WORK ORDER: Transcribe every entry that follows exactly, omitting all pictures.

DATA SECTION:
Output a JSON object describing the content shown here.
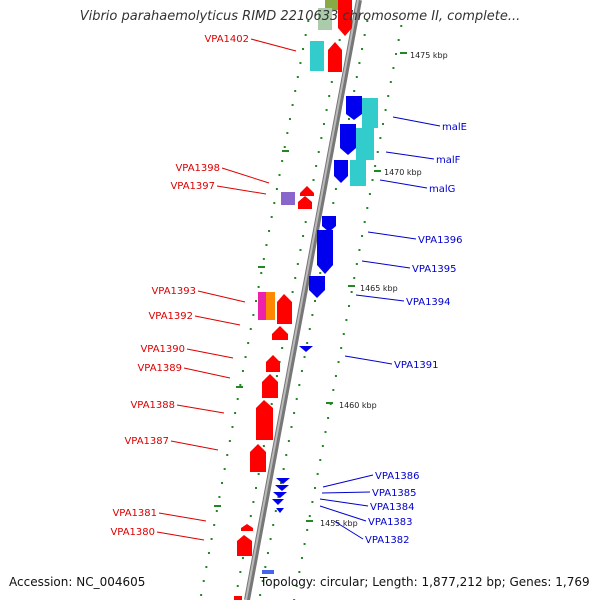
{
  "title": "Vibrio parahaemolyticus RIMD 2210633 chromosome II, complete...",
  "accession": "Accession: NC_004605",
  "topology": "Topology: circular; Length: 1,877,212 bp; Genes: 1,769",
  "colors": {
    "forward_gene": "#ff0000",
    "reverse_gene": "#0000ee",
    "cyan_gene": "#33cccc",
    "purple_gene": "#8866cc",
    "magenta_gene": "#ee22aa",
    "orange_gene": "#ff8800",
    "olive_gene": "#88aa44",
    "backbone": "#888888",
    "tick": "#228822"
  },
  "kbp_labels": [
    "1475 kbp",
    "1470 kbp",
    "1465 kbp",
    "1460 kbp",
    "1455 kbp"
  ],
  "left_labels": [
    "VPA1402",
    "VPA1398",
    "VPA1397",
    "VPA1393",
    "VPA1392",
    "VPA1390",
    "VPA1389",
    "VPA1388",
    "VPA1387",
    "VPA1381",
    "VPA1380"
  ],
  "right_labels": [
    "malE",
    "malF",
    "malG",
    "VPA1396",
    "VPA1395",
    "VPA1394",
    "VPA1391",
    "VPA1386",
    "VPA1385",
    "VPA1384",
    "VPA1383",
    "VPA1382"
  ]
}
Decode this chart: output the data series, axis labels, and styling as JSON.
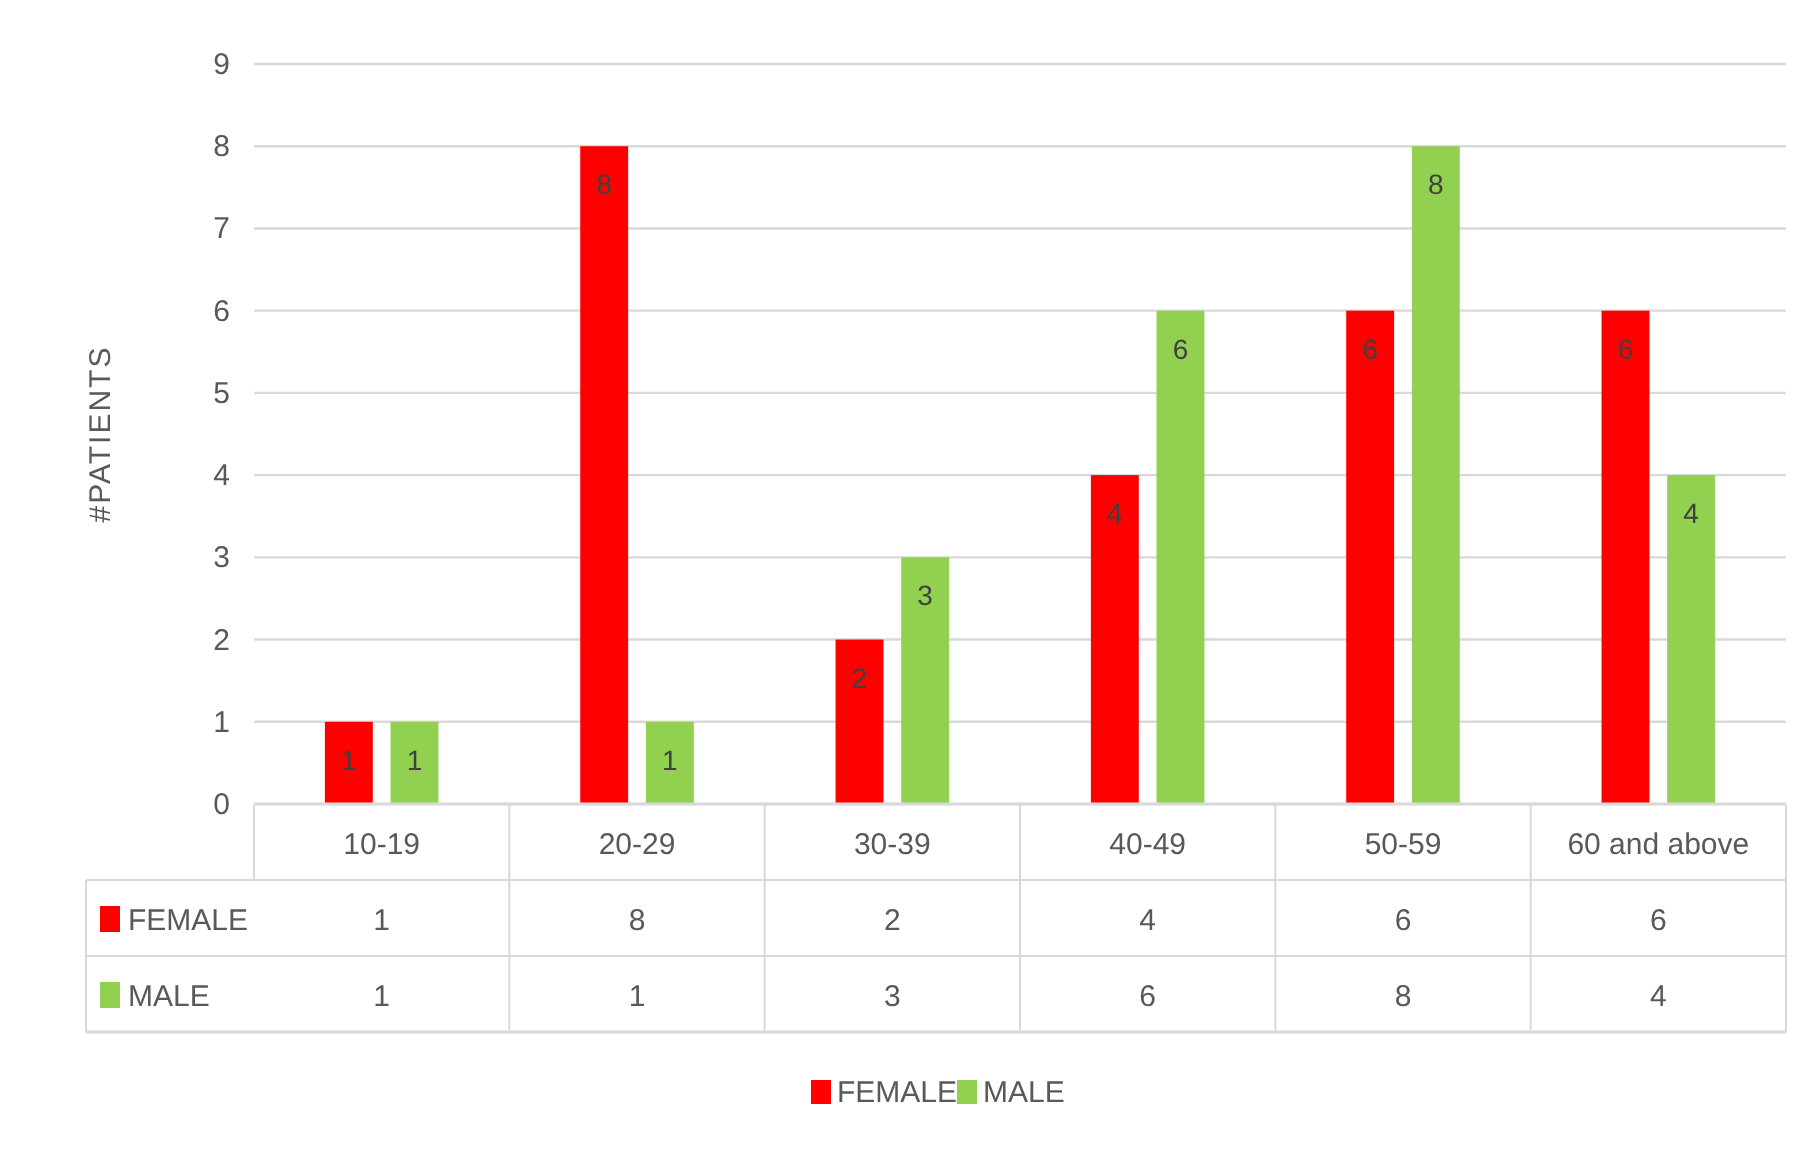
{
  "chart_data": {
    "type": "bar",
    "ylabel": "#PATIENTS",
    "categories": [
      "10-19",
      "20-29",
      "30-39",
      "40-49",
      "50-59",
      "60 and above"
    ],
    "series": [
      {
        "name": "FEMALE",
        "color": "#ff0000",
        "values": [
          1,
          8,
          2,
          4,
          6,
          6
        ]
      },
      {
        "name": "MALE",
        "color": "#92d050",
        "values": [
          1,
          1,
          3,
          6,
          8,
          4
        ]
      }
    ],
    "annotations": [
      {
        "text": "1",
        "x": "10-19",
        "y": 1
      },
      {
        "text": "8",
        "x": "20-29",
        "y": 8
      },
      {
        "text": "2",
        "x": "30-39",
        "y": 2
      },
      {
        "text": "4",
        "x": "40-49",
        "y": 4
      },
      {
        "text": "6",
        "x": "50-59",
        "y": 6
      },
      {
        "text": "6",
        "x": "60 and above",
        "y": 6
      },
      {
        "text": "1",
        "x": "10-19",
        "y": 1
      },
      {
        "text": "1",
        "x": "20-29",
        "y": 1
      },
      {
        "text": "3",
        "x": "30-39",
        "y": 3
      },
      {
        "text": "6",
        "x": "40-49",
        "y": 6
      },
      {
        "text": "8",
        "x": "50-59",
        "y": 8
      },
      {
        "text": "4",
        "x": "60 and above",
        "y": 4
      }
    ],
    "ylim": [
      0,
      9
    ],
    "yticks": [
      0,
      1,
      2,
      3,
      4,
      5,
      6,
      7,
      8,
      9
    ],
    "grid": "y",
    "legend": "bottom",
    "data_labels": true
  }
}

TASK SOLUTION:
Output a JSON object describing the content shown here.
{
  "title": "Vibrio parahaemolyticus RIMD 2210633 chromosome II, complete...",
  "accession": "Accession: NC_004605",
  "topology": "Topology: circular; Length: 1,877,212 bp; Genes: 1,769",
  "colors": {
    "forward_gene": "#ff0000",
    "reverse_gene": "#0000ee",
    "cyan_gene": "#33cccc",
    "purple_gene": "#8866cc",
    "magenta_gene": "#ee22aa",
    "orange_gene": "#ff8800",
    "olive_gene": "#88aa44",
    "backbone": "#888888",
    "tick": "#228822"
  },
  "kbp_labels": [
    "1475 kbp",
    "1470 kbp",
    "1465 kbp",
    "1460 kbp",
    "1455 kbp"
  ],
  "left_labels": [
    "VPA1402",
    "VPA1398",
    "VPA1397",
    "VPA1393",
    "VPA1392",
    "VPA1390",
    "VPA1389",
    "VPA1388",
    "VPA1387",
    "VPA1381",
    "VPA1380"
  ],
  "right_labels": [
    "malE",
    "malF",
    "malG",
    "VPA1396",
    "VPA1395",
    "VPA1394",
    "VPA1391",
    "VPA1386",
    "VPA1385",
    "VPA1384",
    "VPA1383",
    "VPA1382"
  ]
}
Decode this chart: output the data series, axis labels, and styling as JSON.
{
  "chart_data": {
    "type": "bar",
    "ylabel": "#PATIENTS",
    "categories": [
      "10-19",
      "20-29",
      "30-39",
      "40-49",
      "50-59",
      "60 and above"
    ],
    "series": [
      {
        "name": "FEMALE",
        "color": "#ff0000",
        "values": [
          1,
          8,
          2,
          4,
          6,
          6
        ]
      },
      {
        "name": "MALE",
        "color": "#92d050",
        "values": [
          1,
          1,
          3,
          6,
          8,
          4
        ]
      }
    ],
    "annotations": [
      {
        "text": "1",
        "x": "10-19",
        "y": 1
      },
      {
        "text": "8",
        "x": "20-29",
        "y": 8
      },
      {
        "text": "2",
        "x": "30-39",
        "y": 2
      },
      {
        "text": "4",
        "x": "40-49",
        "y": 4
      },
      {
        "text": "6",
        "x": "50-59",
        "y": 6
      },
      {
        "text": "6",
        "x": "60 and above",
        "y": 6
      },
      {
        "text": "1",
        "x": "10-19",
        "y": 1
      },
      {
        "text": "1",
        "x": "20-29",
        "y": 1
      },
      {
        "text": "3",
        "x": "30-39",
        "y": 3
      },
      {
        "text": "6",
        "x": "40-49",
        "y": 6
      },
      {
        "text": "8",
        "x": "50-59",
        "y": 8
      },
      {
        "text": "4",
        "x": "60 and above",
        "y": 4
      }
    ],
    "ylim": [
      0,
      9
    ],
    "yticks": [
      0,
      1,
      2,
      3,
      4,
      5,
      6,
      7,
      8,
      9
    ],
    "grid": "y",
    "legend": "bottom",
    "data_labels": true
  }
}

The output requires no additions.